Records to use -
**********
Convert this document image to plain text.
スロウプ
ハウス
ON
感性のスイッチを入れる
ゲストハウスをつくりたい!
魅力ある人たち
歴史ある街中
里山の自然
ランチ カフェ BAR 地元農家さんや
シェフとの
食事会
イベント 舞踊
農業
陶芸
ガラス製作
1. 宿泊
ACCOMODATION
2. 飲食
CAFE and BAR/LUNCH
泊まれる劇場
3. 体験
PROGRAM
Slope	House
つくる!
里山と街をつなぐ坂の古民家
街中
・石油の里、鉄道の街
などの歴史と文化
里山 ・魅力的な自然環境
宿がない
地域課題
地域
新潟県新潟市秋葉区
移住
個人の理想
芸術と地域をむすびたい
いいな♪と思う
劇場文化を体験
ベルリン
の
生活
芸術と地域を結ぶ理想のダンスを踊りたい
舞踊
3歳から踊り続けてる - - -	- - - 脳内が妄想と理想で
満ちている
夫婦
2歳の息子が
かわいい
**********
Exercise prompt - Print all of the entries exactly as they appear.

Right answer -
Convert this document image to plain text.
スロウプ
ハウス
ON
感性のスイッチを入れる
ゲストハウスをつくりたい!
魅力ある人たち
歴史ある街中
里山の自然
ランチ カフェ BAR 地元農家さんや
シェフとの
食事会
イベント 舞踊
農業
陶芸
ガラス製作
1. 宿泊
ACCOMODATION
2. 飲食
CAFE and BAR/LUNCH
泊まれる劇場
3. 体験
PROGRAM
Slope	House
つくる!
里山と街をつなぐ坂の古民家
街中
・石油の里、鉄道の街
などの歴史と文化
里山 ・魅力的な自然環境
宿がない
地域課題
地域
新潟県新潟市秋葉区
移住
個人の理想
芸術と地域をむすびたい
いいな♪と思う
劇場文化を体験
ベルリン
の
生活
芸術と地域を結ぶ理想のダンスを踊りたい
舞踊
3歳から踊り続けてる - - -	- - - 脳内が妄想と理想で
満ちている
夫婦
2歳の息子が
かわいい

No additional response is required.